> [Excerpted passage]:
Furthermore, it is just not true to say that we don’t know the contents of Tradition. If you would know the Church’s Traditions, look to her liturgies, devotions, canons, the writings of the fathers, architecture, art, music, catechesis, and doctrinal pronouncements. Heinrich Denzinger composed a nearly exhaustive list of the latter that is widely available.1
The substantive dispute between Protestants and Catholics is not over the usefulness of Tradition, therefore, but over its authority. Does Tradition transmit the deposit of faith in a way that authoritatively conditions my interpretation of Holy Scripture and of the faith? Or, does my interpretation of Scripture stand in judgment of Tradition? We can only answer this with reference to two other questions: “What provision did Christ make for the transmission of the Christian faith? And with what authority did he invest it?”
Christ gave very specific instructions concerning the transmission of the Christian faith. First, He instituted the Church’s liturgy, and ordered that it be handed on in perpetuity. (Luke 22: 19-20; John 20: 21-23). Second, He committed His body of oral teaching, including instructions about baptism, to the disciples (the eleven), and commanded that they teach it to all nations. With this command He included a promise of divine assistance. (Matthew 28:18-20) Third, He assigned the Church the responsibility of rendering binding decisions, and promised that heaven would confirm those decisions. (Matt 16:18; 18:18)
When it comes to the apostles, we find that they transmitted each of these elements to posterity. Paul includes the elements of the liturgy as part of the deposit of faith. (1 Corinthians 11:23-24.). The elders at Jerusalem considered their disciplinary decisions to reflect the central doctrines of the faith, and to be guaranteed by the Holy Spirit. (Acts 15) And, the apostle entrusts the charge of handing on the faith to successors. Again, this charge is accompanied by the promise of divine assistance. (2 Timothy 1:6; 2 Timothy 2:2).
There is only one part of Tradition that the apostles do not mention. They completely ignore the formation of the New Testament canon. The closest they come is the reference to “Paul’s Letters” in 2 Peter 3:16, but this hardly constitutes a doctrine of the Canon. As far as we know, neither Jesus nor the apostles had any concept of a New Testament Canon serving as the primary vehicle for the transmission of the Christian faith. Anyone who says otherwise depends neither on Scripture, nor ancient Tradition, but upon modern innovation.
How, then, can Scripture and Tradition relate usefully? Justin Martyr (d.165) gives one of the best answers in chapter 67 of his First Apology. Normally, they relate liturgically:
And on the day called Sunday, all who live in cities or in the country gather together to one place, and the memoirs of the apostles or the writings of the prophets are read, as long as time permits; then, when the reader has ceased, the president verbally instructs, and exhorts to the imitation of these good things. Then we all rise together and pray, and, as we before said, when our prayer is ended, bread and wine and water are brought . . .
In this scenario, neither element is useless. The Scriptures inspire us as God’s very words. The Sacrament brings us Christ, in his very flesh. Tradition, by the authority of Christ himself, conveys the deposit of faith (and Christ himself) in multiple ways.

Recorded data:
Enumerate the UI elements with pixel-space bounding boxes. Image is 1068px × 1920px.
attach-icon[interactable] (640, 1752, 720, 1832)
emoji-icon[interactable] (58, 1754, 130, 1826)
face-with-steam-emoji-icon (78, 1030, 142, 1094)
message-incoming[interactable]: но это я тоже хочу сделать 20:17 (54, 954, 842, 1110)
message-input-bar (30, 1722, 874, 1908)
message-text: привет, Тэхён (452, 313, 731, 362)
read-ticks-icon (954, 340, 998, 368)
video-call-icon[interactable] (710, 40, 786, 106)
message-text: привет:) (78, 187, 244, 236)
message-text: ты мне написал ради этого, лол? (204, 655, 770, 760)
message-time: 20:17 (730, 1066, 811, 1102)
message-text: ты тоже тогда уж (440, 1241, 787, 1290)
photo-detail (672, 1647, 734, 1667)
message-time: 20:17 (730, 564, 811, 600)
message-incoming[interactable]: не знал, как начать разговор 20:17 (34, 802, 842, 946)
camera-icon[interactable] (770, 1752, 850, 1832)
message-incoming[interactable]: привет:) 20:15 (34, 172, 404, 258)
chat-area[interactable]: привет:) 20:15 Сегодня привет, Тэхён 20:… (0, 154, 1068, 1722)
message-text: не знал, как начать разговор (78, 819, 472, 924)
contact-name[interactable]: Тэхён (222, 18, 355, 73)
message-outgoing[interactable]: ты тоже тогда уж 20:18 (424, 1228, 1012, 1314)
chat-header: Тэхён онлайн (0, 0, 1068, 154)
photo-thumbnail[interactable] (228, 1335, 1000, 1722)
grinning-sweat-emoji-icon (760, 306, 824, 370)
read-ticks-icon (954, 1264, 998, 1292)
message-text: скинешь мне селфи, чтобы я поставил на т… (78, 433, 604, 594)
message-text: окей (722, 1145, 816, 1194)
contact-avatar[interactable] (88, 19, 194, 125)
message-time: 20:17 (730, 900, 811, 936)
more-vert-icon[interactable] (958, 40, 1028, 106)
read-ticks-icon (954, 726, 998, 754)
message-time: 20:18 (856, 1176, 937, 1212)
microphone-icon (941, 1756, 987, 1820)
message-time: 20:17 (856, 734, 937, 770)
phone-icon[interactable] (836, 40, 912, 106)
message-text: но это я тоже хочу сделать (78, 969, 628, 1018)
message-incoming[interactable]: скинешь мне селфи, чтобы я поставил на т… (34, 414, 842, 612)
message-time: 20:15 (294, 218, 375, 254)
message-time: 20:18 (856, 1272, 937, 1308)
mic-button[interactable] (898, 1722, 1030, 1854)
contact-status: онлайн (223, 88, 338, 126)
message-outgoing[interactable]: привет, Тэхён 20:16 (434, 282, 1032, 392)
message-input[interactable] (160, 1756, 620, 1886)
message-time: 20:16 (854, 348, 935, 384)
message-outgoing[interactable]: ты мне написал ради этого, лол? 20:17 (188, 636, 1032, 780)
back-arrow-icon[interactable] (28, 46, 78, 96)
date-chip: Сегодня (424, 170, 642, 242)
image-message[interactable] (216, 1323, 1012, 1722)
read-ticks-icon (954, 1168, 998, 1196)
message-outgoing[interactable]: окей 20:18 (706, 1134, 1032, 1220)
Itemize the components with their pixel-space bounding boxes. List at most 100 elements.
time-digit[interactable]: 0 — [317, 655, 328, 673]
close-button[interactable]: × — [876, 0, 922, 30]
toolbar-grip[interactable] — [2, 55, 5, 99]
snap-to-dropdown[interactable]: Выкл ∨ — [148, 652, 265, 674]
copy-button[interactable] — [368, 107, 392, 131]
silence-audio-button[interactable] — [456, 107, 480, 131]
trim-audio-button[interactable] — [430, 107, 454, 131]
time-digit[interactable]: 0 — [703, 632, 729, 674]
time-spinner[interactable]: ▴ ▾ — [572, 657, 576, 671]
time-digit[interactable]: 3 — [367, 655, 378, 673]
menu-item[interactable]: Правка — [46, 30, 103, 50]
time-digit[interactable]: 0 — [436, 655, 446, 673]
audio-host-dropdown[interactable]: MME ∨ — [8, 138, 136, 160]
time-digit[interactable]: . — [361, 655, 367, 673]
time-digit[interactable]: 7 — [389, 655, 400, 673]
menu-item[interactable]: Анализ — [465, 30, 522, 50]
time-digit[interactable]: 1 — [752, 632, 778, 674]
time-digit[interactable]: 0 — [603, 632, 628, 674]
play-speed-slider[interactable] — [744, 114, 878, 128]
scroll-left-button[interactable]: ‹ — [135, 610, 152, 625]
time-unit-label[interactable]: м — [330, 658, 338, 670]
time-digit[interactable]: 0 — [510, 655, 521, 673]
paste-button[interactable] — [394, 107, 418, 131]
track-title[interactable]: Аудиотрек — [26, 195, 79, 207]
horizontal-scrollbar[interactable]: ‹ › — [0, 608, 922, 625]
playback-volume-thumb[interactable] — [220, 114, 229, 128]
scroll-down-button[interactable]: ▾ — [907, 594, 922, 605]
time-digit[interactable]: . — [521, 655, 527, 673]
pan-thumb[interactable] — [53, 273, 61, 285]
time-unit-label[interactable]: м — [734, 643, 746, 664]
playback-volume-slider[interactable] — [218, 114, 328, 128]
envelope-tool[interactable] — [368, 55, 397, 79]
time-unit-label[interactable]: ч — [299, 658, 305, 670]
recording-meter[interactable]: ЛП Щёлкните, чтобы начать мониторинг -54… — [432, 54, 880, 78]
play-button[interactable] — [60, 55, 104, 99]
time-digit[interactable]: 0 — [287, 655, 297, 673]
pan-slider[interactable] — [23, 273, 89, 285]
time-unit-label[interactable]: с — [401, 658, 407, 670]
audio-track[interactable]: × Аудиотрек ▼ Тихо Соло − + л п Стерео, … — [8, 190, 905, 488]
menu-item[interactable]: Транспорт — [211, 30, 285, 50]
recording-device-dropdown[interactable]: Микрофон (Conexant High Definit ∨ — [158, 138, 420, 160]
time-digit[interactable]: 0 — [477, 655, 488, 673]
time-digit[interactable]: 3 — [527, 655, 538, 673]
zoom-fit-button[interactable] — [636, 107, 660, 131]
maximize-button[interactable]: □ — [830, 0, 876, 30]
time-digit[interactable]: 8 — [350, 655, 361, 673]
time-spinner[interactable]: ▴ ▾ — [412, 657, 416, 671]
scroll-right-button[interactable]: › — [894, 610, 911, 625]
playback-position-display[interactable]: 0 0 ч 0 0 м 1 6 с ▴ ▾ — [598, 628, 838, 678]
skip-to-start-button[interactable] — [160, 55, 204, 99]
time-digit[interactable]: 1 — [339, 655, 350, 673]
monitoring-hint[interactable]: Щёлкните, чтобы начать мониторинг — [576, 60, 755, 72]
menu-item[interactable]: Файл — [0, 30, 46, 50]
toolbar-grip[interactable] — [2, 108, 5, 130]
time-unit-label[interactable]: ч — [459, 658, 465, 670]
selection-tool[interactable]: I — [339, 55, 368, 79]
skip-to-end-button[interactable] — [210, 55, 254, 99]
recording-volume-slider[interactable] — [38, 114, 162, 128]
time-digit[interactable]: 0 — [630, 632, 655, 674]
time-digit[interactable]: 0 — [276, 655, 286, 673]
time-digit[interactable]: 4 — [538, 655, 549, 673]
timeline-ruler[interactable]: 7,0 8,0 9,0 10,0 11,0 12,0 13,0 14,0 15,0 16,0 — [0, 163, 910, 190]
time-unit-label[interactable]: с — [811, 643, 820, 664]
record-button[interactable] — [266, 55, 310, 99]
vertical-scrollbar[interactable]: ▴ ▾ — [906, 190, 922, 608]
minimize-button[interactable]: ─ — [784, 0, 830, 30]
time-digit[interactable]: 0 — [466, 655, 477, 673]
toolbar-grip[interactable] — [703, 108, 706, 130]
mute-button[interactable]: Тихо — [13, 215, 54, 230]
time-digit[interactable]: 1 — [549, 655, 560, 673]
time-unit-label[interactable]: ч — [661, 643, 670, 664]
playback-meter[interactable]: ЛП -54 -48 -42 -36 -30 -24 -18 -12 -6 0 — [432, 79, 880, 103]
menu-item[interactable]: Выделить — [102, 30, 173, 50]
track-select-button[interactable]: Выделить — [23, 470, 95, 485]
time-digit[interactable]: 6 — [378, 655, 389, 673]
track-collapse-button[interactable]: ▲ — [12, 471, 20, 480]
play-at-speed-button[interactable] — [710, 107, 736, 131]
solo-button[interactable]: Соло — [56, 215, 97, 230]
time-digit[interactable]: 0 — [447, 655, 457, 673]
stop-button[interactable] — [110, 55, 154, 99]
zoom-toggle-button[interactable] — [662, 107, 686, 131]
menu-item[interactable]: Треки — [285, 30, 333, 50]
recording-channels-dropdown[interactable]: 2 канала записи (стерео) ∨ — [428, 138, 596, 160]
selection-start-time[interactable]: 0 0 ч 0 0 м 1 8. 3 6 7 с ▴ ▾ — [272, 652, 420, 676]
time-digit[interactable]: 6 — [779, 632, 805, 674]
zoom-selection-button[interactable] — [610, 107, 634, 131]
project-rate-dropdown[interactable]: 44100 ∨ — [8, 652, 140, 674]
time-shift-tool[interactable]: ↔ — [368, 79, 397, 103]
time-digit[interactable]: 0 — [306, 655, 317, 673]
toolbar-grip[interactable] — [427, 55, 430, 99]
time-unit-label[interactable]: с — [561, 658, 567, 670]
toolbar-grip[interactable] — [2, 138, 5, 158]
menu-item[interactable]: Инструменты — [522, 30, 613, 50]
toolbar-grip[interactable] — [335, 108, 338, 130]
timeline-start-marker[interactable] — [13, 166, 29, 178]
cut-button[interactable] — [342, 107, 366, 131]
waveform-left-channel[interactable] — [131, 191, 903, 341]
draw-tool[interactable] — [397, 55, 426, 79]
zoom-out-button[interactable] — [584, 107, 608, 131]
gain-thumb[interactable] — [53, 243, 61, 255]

> [Your task]:
Answer these questions about the passage on Scripture and Tradition:
(a) Who composed the nearly exhaustive list of doctrinal pronouncements that the passage mentions?
(b) Which part of Tradition does the passage say the apostles do not mention?
(c) In what chapter of which work does Justin Martyr give the answer the passage cites?
The recorded data come from a source separate from the text.

> [Your response]:
(a) Heinrich Denzinger.
(b) The formation of the New Testament canon.
(c) Chapter 67 of his First Apology.